▶ **Problem to solve**
Work through the data below line by line and say how many lines hold "where"; give only the number.
=== Given records ===
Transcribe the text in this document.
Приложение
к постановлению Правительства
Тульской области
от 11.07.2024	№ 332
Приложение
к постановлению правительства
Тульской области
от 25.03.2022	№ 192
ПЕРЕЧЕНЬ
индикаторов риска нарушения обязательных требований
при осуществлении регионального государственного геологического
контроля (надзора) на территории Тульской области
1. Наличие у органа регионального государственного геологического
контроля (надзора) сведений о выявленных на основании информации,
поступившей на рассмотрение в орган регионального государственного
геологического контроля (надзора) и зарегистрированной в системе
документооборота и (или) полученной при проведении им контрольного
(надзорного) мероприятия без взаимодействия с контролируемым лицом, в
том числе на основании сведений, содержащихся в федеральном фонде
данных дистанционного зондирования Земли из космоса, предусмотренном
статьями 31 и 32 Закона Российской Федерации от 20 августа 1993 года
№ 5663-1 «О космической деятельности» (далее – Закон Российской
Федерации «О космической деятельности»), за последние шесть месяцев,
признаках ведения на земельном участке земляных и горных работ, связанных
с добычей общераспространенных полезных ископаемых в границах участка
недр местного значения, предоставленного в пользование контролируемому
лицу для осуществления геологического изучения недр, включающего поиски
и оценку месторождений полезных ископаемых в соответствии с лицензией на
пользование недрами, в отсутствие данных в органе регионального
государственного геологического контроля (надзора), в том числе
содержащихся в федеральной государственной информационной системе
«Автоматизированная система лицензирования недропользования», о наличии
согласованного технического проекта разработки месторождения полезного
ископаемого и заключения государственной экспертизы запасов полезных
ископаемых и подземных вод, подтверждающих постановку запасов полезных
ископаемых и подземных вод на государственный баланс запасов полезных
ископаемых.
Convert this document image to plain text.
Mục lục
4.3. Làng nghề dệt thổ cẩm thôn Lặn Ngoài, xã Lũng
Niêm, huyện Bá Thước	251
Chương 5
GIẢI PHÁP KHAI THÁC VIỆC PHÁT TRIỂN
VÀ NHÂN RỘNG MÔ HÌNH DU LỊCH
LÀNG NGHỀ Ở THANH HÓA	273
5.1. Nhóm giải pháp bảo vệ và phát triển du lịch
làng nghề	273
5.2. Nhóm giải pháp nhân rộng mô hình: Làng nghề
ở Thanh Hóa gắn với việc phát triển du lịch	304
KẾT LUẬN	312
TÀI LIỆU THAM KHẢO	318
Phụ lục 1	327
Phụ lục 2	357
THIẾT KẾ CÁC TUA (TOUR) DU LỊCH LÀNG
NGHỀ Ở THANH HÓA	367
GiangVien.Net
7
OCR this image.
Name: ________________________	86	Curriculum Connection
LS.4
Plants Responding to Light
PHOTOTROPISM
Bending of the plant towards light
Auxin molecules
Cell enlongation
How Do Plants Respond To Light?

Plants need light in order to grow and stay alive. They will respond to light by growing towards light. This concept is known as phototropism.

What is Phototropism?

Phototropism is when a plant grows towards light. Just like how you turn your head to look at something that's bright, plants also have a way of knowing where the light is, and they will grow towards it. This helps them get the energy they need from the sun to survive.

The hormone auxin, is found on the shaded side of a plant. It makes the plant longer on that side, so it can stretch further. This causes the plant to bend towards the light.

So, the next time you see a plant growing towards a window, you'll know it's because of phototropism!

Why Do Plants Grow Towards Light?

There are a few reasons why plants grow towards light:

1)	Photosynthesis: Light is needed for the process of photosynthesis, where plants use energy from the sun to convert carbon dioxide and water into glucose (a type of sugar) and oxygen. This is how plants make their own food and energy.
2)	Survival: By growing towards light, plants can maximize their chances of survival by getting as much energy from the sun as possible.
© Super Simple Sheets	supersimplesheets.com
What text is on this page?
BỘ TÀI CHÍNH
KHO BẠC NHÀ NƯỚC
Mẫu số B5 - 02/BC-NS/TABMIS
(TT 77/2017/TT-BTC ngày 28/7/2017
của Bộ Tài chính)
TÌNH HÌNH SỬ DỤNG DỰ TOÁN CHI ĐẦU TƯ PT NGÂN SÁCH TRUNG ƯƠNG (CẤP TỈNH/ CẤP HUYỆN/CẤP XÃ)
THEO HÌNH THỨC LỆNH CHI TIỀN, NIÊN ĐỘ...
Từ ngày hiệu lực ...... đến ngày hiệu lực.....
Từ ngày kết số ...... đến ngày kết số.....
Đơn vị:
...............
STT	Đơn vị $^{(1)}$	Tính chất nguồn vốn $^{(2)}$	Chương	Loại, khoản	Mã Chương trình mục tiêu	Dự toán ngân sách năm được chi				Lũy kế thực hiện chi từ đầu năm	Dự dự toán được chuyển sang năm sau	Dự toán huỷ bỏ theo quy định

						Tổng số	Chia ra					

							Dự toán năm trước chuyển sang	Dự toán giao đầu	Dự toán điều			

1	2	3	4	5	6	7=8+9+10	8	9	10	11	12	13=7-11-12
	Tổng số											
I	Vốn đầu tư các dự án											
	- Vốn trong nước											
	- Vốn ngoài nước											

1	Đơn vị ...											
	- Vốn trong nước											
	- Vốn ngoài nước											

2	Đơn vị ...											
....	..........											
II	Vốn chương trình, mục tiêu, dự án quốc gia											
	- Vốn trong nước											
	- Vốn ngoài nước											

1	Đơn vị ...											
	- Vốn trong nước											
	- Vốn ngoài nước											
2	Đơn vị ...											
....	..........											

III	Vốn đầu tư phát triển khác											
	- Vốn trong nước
===
▶ **Complete response**
2